TASK TO CARRY OUT: Only lines holding the word "time" should be copied from the material.

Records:
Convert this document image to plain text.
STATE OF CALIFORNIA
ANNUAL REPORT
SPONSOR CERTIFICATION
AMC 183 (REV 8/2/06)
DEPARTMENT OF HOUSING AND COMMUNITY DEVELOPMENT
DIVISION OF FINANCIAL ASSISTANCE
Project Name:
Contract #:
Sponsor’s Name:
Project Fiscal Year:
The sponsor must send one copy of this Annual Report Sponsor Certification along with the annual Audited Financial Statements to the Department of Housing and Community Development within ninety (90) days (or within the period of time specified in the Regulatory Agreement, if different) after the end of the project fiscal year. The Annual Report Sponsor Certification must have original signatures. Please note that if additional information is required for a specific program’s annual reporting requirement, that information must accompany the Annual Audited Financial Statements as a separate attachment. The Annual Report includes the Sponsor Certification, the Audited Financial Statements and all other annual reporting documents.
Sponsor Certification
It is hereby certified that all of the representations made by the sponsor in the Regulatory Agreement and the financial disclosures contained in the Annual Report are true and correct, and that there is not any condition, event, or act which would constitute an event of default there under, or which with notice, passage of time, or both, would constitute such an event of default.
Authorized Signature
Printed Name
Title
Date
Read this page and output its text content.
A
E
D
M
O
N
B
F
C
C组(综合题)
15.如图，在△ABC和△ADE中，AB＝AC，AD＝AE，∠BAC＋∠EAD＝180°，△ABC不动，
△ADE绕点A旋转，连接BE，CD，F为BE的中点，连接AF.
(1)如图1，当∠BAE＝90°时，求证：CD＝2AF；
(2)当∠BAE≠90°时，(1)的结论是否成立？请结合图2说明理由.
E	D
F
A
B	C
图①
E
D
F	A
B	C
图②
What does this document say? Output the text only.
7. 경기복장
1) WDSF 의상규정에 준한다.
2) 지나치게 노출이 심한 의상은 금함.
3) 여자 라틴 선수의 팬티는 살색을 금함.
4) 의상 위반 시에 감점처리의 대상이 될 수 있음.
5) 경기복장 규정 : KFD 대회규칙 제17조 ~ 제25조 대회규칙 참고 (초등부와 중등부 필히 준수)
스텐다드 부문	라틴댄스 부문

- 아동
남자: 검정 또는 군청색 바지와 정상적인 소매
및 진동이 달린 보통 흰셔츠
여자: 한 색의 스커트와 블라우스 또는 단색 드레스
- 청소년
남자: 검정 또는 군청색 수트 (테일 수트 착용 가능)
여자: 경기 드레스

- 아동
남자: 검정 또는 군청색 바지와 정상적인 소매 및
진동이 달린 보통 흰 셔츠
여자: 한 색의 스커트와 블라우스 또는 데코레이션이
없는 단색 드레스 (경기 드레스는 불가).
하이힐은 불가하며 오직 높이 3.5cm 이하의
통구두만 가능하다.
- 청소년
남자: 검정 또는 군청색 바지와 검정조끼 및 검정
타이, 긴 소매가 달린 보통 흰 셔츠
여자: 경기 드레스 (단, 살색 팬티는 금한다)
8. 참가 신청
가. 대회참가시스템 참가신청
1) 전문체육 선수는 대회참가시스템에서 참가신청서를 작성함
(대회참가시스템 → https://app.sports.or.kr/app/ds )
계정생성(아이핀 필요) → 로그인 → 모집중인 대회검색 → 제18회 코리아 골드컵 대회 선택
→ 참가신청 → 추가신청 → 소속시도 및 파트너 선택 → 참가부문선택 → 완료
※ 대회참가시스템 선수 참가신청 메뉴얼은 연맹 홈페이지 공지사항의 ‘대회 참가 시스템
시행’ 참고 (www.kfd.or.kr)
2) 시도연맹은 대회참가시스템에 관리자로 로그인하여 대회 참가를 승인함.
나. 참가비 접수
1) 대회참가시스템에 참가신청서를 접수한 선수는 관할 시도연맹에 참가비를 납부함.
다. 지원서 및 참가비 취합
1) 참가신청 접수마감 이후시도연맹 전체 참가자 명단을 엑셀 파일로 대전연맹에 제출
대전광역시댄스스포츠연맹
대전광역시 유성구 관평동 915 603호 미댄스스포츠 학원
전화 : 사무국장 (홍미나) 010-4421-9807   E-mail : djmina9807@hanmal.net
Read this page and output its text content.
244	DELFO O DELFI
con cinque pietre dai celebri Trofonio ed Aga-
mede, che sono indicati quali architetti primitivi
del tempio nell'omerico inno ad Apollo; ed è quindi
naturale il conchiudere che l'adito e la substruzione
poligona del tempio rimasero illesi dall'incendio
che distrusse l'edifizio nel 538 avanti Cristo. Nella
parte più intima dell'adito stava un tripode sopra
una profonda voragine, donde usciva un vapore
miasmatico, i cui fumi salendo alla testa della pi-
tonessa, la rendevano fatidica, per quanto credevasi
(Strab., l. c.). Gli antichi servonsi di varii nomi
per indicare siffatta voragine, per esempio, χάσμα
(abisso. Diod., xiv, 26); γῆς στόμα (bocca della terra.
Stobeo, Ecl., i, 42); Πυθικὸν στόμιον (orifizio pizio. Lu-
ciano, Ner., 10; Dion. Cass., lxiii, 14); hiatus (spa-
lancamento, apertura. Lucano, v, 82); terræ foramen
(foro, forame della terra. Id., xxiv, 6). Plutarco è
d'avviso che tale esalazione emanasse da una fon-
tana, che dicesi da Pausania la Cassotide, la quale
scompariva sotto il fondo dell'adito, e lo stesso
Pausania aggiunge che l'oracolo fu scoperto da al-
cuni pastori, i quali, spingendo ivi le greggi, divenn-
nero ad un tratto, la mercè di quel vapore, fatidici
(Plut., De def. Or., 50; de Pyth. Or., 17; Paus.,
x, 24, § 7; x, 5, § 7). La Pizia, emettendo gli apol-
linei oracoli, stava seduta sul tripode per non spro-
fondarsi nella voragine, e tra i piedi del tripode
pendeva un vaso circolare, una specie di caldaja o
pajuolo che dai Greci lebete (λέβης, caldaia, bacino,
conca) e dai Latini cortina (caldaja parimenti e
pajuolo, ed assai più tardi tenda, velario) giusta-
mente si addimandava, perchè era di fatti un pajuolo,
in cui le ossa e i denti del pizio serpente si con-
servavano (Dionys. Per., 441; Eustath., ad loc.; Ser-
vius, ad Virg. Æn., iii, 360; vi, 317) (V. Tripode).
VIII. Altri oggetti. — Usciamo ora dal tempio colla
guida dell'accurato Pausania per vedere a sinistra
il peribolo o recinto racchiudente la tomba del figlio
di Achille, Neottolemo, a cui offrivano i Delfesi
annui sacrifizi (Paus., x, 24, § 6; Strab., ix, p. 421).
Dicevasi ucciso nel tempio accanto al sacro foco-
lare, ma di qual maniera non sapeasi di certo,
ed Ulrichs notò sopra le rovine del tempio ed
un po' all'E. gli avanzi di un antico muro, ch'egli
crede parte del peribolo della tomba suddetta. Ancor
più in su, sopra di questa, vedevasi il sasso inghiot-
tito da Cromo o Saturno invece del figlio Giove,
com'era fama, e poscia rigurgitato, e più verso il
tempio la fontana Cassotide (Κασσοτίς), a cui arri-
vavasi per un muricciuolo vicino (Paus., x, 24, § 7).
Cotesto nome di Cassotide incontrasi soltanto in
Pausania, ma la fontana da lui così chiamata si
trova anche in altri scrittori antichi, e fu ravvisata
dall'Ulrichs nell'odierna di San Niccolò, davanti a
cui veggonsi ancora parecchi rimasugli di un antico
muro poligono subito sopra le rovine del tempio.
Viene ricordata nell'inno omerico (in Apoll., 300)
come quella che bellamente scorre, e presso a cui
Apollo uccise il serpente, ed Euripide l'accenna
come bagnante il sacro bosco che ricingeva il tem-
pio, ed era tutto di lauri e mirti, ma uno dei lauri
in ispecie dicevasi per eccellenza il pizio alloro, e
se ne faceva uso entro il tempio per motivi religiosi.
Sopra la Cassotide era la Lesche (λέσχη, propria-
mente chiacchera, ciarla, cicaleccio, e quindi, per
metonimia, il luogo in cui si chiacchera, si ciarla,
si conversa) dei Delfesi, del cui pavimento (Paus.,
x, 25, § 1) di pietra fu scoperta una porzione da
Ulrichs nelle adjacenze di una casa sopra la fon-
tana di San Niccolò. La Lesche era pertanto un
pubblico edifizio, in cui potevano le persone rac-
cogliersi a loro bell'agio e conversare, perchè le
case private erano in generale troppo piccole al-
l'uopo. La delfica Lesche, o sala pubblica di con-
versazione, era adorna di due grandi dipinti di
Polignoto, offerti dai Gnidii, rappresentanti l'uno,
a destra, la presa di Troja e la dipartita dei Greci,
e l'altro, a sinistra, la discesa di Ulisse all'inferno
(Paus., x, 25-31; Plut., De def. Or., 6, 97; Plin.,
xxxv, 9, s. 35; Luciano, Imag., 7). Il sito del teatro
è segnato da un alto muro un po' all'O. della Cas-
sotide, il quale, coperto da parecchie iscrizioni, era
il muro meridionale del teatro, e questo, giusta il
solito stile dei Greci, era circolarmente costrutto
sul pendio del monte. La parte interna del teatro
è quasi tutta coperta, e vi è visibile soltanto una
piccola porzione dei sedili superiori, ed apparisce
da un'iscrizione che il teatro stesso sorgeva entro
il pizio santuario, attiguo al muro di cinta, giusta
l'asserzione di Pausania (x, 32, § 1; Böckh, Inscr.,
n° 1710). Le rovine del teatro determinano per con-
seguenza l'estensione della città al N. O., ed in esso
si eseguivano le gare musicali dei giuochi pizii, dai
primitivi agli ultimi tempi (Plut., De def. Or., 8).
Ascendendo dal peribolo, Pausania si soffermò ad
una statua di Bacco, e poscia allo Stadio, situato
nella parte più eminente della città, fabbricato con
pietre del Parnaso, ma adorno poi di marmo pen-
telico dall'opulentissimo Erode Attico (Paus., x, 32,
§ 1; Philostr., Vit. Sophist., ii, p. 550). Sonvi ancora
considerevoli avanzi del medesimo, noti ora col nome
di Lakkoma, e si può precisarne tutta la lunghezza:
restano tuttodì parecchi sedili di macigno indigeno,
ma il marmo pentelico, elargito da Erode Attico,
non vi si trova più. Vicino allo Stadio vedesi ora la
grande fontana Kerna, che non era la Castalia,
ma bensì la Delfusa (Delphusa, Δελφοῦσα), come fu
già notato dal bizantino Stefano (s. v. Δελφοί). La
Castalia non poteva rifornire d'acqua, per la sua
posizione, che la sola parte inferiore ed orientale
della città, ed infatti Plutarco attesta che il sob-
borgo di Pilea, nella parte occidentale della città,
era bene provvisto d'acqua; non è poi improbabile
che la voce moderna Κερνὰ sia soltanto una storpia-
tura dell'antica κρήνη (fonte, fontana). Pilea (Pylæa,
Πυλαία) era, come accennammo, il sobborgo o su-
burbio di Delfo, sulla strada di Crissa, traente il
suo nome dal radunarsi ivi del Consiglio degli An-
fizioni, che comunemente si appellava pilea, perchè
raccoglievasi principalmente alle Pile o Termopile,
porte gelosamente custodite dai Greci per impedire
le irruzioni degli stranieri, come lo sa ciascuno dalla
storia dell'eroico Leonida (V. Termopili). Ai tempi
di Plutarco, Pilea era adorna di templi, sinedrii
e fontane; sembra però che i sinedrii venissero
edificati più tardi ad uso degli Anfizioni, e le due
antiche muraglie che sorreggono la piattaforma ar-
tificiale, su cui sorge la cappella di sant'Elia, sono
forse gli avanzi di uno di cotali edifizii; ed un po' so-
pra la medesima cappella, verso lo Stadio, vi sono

WRITTEN ANSWER:
The sponsor must send one copy of this Annual Report Sponsor Certification along with the annual Audited Financial Statements to the Department of Housing and Community Development within ninety (90) days (or within the period of time specified in the Regulatory Agreement, if different) after the end of the project fiscal year. The Annual Report Sponsor Certification must have original signatures. Please note that if additional information is required for a specific program’s annual reporting requirement, that information must accompany the Annual Audited Financial Statements as a separate attachment. The Annual Report includes the Sponsor Certification, the Audited Financial Statements and all other annual reporting documents.
It is hereby certified that all of the representations made by the sponsor in the Regulatory Agreement and the financial disclosures contained in the Annual Report are true and correct, and that there is not any condition, event, or act which would constitute an event of default there under, or which with notice, passage of time, or both, would constitute such an event of default.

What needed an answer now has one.